Retype, without alteration, each line from the line containing "What's the underlying" to the final line of the records.

START

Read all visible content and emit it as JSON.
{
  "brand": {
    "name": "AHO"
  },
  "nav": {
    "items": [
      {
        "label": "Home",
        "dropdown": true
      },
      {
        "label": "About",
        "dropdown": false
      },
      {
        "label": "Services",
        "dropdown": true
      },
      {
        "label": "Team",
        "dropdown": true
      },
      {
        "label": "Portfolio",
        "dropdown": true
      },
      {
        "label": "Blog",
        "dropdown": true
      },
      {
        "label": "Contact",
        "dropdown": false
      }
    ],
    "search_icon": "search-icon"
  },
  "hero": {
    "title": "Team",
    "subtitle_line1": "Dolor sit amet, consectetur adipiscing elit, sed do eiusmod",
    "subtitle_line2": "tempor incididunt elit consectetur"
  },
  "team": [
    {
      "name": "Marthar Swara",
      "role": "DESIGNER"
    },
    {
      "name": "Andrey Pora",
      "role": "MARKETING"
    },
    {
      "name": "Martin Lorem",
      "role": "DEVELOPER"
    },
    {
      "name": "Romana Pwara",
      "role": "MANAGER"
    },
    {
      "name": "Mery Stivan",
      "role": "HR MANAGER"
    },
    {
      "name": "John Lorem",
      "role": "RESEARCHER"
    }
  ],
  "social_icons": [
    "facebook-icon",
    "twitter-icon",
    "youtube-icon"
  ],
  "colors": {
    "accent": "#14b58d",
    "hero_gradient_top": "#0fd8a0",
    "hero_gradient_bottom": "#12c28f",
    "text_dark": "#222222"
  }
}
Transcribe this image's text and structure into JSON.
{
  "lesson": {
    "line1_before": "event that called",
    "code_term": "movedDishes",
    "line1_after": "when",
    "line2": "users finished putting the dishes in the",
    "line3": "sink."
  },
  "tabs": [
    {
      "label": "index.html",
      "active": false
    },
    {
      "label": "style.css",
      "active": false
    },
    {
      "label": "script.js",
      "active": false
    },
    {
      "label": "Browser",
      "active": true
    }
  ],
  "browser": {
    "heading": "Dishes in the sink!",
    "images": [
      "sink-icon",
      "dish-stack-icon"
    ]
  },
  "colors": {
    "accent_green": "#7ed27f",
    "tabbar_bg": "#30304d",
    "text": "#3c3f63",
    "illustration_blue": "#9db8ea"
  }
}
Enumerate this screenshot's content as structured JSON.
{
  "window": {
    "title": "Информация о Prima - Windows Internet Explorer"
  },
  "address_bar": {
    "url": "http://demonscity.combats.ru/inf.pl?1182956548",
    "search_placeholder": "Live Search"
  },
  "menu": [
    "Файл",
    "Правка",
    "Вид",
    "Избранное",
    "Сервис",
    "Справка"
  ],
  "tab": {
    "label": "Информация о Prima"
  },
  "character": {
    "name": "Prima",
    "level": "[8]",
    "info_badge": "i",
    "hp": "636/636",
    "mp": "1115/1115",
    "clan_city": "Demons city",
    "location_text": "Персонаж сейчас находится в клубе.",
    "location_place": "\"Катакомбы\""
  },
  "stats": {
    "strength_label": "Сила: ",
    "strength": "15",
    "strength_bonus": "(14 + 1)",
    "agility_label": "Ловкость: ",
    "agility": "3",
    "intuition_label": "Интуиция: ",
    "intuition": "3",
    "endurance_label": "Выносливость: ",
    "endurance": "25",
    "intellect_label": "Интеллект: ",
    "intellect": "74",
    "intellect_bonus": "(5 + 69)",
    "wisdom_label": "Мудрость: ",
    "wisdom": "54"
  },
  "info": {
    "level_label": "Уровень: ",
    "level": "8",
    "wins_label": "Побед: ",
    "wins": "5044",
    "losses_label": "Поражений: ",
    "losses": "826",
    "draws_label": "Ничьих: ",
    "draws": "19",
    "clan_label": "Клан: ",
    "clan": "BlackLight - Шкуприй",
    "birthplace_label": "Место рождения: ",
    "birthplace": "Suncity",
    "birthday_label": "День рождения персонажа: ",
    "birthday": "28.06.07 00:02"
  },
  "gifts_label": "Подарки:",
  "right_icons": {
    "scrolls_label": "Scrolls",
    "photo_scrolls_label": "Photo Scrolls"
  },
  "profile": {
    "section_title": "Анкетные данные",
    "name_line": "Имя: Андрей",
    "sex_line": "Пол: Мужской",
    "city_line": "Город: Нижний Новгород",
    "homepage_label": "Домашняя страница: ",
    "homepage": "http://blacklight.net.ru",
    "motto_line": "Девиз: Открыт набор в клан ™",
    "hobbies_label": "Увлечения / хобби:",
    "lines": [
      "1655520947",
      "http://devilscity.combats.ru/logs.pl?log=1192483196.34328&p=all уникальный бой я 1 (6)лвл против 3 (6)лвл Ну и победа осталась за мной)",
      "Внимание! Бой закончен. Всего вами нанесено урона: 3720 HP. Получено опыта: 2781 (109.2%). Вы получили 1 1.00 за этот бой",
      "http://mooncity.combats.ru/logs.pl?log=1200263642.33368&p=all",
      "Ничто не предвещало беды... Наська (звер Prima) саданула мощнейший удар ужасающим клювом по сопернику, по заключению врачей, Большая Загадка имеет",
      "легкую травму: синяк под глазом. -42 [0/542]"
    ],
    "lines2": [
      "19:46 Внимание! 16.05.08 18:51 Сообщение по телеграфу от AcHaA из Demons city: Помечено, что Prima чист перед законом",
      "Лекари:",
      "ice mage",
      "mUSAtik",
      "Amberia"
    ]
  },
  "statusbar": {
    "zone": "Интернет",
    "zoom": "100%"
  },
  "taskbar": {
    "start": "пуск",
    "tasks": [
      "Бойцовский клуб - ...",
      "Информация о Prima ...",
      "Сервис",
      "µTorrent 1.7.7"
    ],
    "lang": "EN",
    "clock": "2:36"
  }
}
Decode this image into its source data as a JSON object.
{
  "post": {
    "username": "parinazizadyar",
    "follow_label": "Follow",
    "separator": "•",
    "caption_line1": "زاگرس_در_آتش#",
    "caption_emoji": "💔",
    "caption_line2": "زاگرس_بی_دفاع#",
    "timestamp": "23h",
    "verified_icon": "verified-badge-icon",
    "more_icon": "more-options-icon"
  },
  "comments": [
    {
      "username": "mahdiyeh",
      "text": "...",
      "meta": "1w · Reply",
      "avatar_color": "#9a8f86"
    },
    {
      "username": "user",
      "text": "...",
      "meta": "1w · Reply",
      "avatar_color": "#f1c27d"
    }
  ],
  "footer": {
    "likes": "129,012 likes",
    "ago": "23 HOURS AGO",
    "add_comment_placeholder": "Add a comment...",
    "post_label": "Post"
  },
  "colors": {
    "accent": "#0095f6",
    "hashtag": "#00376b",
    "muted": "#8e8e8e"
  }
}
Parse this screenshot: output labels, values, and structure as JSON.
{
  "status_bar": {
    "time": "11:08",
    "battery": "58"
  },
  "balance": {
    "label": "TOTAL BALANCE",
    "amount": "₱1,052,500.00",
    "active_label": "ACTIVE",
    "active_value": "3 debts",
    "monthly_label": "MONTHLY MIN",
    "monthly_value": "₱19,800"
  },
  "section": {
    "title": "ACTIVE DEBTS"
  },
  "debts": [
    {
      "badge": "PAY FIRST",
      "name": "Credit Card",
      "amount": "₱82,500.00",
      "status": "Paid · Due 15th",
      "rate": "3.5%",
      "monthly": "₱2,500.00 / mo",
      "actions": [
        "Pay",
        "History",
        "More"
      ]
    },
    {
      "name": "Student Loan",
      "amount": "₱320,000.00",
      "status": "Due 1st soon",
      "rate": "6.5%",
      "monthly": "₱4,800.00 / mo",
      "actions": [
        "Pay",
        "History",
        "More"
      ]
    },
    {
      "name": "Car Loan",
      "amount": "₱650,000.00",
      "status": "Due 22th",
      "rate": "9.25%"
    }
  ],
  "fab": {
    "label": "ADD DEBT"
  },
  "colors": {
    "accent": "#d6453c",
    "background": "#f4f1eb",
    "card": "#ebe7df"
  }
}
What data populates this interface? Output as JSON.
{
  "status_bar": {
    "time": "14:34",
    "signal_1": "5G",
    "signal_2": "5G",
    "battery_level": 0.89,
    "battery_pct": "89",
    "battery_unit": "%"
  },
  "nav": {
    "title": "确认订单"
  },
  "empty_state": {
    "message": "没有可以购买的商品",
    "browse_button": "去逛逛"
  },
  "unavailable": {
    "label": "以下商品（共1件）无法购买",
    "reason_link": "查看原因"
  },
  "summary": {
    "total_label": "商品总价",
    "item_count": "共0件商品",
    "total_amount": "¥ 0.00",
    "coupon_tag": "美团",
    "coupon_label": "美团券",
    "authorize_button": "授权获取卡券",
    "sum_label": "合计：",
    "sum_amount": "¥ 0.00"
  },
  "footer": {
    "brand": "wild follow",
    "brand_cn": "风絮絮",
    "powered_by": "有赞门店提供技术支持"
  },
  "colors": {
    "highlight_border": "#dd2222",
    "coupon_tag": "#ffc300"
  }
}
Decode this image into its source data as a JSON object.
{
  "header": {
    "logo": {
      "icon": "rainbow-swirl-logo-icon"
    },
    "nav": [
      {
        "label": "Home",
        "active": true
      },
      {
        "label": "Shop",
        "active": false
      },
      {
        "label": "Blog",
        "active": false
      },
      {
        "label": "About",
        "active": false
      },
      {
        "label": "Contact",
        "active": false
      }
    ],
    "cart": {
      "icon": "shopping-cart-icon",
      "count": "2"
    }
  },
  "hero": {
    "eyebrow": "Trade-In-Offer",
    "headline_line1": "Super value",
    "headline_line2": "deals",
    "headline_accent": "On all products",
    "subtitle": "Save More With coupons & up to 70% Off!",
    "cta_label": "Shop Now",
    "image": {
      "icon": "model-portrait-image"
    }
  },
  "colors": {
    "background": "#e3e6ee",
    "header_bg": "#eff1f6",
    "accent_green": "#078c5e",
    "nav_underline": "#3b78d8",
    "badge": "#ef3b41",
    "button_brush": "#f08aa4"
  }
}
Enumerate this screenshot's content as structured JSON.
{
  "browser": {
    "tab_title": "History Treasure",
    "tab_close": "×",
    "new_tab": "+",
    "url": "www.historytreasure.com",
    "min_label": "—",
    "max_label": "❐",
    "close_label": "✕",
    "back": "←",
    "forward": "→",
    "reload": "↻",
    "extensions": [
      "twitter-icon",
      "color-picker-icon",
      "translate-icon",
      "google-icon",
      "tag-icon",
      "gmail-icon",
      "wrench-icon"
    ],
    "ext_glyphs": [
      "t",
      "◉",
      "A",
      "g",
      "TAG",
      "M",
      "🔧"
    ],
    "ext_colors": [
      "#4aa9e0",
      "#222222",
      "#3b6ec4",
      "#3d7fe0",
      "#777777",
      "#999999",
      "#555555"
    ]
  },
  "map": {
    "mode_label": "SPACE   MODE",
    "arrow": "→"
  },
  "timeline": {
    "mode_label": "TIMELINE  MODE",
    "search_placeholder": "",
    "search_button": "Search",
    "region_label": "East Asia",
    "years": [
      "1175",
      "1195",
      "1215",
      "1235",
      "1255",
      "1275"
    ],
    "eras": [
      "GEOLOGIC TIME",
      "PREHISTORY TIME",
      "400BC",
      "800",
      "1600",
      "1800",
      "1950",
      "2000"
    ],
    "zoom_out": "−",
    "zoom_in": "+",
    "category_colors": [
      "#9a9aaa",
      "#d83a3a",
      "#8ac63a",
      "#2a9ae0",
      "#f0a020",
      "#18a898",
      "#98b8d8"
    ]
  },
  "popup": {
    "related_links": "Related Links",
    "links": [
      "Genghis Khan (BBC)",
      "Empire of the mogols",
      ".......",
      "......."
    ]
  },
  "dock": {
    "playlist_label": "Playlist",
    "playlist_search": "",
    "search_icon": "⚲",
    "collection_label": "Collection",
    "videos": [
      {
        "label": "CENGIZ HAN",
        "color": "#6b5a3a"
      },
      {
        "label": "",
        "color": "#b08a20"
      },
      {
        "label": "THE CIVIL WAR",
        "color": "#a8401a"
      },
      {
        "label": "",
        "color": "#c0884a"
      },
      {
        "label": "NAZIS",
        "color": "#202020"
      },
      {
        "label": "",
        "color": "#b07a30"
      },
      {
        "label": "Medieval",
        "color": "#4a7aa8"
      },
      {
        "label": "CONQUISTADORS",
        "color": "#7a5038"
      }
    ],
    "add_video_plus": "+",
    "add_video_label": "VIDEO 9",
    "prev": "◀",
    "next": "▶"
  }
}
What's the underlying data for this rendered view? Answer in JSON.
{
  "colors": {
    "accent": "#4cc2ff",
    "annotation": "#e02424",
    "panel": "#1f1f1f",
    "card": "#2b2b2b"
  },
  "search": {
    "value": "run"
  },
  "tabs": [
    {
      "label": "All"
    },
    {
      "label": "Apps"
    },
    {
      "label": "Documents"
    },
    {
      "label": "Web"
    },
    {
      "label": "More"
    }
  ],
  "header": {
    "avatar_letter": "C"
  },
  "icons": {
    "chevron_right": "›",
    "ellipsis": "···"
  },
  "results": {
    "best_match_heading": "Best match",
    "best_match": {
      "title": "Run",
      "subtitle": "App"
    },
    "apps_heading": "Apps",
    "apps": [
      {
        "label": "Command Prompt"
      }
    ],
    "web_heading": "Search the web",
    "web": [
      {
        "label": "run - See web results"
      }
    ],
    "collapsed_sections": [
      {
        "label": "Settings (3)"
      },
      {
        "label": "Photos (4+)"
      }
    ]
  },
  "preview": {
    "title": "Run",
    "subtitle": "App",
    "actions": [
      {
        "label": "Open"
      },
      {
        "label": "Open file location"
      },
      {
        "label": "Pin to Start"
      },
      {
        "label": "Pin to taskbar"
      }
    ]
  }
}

END

--- Final result ---
What's the underlying data for this rendered view? Answer in JSON.
{
  "colors": {
    "accent": "#4cc2ff",
    "annotation": "#e02424",
    "panel": "#1f1f1f",
    "card": "#2b2b2b"
  },
  "search": {
    "value": "run"
  },
  "tabs": [
    {
      "label": "All"
    },
    {
      "label": "Apps"
    },
    {
      "label": "Documents"
    },
    {
      "label": "Web"
    },
    {
      "label": "More"
    }
  ],
  "header": {
    "avatar_letter": "C"
  },
  "icons": {
    "chevron_right": "›",
    "ellipsis": "···"
  },
  "results": {
    "best_match_heading": "Best match",
    "best_match": {
      "title": "Run",
      "subtitle": "App"
    },
    "apps_heading": "Apps",
    "apps": [
      {
        "label": "Command Prompt"
      }
    ],
    "web_heading": "Search the web",
    "web": [
      {
        "label": "run - See web results"
      }
    ],
    "collapsed_sections": [
      {
        "label": "Settings (3)"
      },
      {
        "label": "Photos (4+)"
      }
    ]
  },
  "preview": {
    "title": "Run",
    "subtitle": "App",
    "actions": [
      {
        "label": "Open"
      },
      {
        "label": "Open file location"
      },
      {
        "label": "Pin to Start"
      },
      {
        "label": "Pin to taskbar"
      }
    ]
  }
}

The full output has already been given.